Source records
┌──
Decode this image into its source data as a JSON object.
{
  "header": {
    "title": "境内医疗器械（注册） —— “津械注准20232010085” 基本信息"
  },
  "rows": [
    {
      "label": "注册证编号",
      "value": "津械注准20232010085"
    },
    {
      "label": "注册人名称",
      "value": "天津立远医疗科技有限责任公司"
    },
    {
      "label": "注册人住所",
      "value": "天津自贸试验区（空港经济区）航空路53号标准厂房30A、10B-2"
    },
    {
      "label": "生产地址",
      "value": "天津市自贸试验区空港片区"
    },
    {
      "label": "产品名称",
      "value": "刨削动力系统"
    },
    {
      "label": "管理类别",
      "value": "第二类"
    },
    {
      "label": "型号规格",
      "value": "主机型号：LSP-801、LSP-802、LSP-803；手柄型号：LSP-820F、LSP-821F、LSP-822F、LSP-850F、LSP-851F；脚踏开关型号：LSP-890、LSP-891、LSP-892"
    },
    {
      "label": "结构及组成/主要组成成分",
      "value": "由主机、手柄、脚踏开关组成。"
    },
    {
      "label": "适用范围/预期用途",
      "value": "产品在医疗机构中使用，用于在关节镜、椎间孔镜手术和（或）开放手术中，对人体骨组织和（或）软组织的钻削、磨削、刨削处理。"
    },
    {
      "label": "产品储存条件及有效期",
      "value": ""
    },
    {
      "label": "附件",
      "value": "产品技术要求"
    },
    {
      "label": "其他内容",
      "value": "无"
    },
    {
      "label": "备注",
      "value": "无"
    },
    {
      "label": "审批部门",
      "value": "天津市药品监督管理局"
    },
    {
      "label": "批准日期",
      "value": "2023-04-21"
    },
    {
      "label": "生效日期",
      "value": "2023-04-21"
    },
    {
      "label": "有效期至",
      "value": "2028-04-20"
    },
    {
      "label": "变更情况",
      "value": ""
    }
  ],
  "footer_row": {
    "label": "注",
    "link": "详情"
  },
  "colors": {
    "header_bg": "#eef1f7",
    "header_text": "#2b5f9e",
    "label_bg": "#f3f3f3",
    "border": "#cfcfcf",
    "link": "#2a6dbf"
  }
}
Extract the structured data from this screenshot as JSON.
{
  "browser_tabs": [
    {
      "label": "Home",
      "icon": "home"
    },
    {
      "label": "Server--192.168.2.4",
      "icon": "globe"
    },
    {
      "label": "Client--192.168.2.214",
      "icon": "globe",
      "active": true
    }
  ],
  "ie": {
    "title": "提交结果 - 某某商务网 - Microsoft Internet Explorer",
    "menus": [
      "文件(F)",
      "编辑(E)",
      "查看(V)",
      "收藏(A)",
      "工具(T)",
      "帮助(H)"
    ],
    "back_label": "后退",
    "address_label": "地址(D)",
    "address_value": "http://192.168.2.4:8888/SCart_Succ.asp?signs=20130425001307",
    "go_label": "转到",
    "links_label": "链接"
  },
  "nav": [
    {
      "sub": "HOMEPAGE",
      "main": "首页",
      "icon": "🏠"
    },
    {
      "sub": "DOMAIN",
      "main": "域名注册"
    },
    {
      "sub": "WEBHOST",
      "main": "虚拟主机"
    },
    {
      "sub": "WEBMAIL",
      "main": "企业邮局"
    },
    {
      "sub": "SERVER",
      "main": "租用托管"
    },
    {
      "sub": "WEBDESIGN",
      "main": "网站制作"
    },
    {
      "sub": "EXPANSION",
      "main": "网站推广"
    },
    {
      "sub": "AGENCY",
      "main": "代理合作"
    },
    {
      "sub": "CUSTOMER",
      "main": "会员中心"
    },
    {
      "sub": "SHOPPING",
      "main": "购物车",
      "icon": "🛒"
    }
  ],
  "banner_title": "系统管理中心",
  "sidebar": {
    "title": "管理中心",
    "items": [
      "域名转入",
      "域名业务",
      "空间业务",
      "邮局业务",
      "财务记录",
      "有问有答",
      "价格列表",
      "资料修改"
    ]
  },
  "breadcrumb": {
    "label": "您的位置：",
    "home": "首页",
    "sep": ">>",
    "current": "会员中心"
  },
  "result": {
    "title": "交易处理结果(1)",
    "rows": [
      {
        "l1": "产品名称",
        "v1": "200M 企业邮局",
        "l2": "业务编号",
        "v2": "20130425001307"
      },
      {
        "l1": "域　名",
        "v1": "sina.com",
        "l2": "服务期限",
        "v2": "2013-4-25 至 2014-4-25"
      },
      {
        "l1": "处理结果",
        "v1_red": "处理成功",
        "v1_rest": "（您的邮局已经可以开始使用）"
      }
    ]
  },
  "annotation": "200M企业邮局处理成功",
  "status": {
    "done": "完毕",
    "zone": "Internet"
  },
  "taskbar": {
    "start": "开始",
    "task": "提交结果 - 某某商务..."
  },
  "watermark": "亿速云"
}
└──
┌──
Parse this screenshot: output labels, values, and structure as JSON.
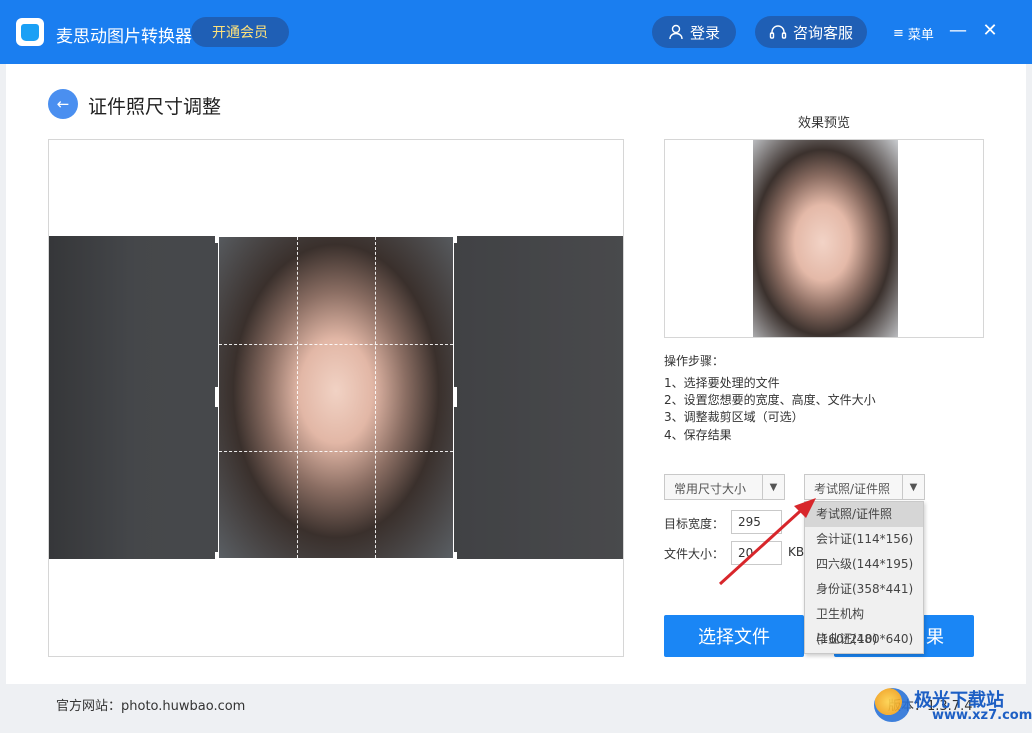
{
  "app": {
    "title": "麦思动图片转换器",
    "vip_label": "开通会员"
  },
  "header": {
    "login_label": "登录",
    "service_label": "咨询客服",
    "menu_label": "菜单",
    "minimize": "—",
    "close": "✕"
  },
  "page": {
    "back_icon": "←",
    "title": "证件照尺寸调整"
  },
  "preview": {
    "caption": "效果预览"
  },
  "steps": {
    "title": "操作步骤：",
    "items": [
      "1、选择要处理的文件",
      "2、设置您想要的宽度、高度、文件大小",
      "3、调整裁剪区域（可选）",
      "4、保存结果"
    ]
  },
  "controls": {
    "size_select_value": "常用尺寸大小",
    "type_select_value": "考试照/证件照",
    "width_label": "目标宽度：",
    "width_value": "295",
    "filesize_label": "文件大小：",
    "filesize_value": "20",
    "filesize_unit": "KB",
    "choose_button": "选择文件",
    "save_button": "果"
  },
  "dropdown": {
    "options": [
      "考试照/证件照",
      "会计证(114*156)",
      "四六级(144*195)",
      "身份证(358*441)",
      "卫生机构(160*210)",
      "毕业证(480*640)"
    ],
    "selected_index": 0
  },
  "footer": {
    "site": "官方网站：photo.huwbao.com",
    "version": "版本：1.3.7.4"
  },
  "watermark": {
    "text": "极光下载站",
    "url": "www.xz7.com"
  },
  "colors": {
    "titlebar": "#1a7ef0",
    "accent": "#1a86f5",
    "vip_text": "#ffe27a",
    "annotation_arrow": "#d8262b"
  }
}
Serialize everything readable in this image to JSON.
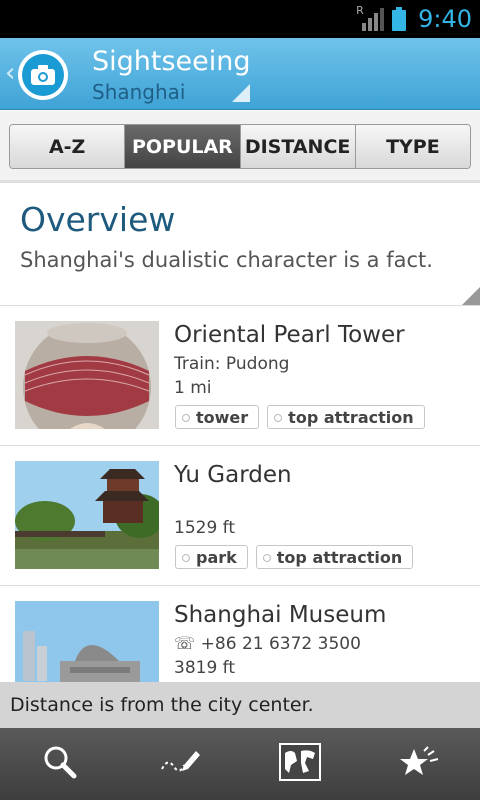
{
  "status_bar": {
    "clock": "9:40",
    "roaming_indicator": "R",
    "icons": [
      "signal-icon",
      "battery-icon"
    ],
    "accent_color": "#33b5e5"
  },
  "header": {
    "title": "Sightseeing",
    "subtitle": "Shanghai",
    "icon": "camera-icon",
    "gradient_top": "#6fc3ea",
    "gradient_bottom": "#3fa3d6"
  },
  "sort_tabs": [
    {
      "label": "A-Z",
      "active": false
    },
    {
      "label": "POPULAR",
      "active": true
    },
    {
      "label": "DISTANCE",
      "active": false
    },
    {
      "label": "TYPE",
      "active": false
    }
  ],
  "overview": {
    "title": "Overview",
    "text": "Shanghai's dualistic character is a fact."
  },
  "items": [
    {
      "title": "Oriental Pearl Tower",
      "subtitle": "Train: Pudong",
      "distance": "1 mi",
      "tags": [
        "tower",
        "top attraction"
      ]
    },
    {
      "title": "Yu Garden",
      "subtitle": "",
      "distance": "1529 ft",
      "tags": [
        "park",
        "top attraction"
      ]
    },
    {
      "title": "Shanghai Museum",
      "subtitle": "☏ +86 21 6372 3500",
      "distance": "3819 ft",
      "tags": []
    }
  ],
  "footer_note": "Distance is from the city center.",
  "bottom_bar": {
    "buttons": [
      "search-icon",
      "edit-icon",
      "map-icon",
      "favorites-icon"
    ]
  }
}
└──
What to work on: Write down only how many lines in the listing contain the word "Internet".

Correct result: 2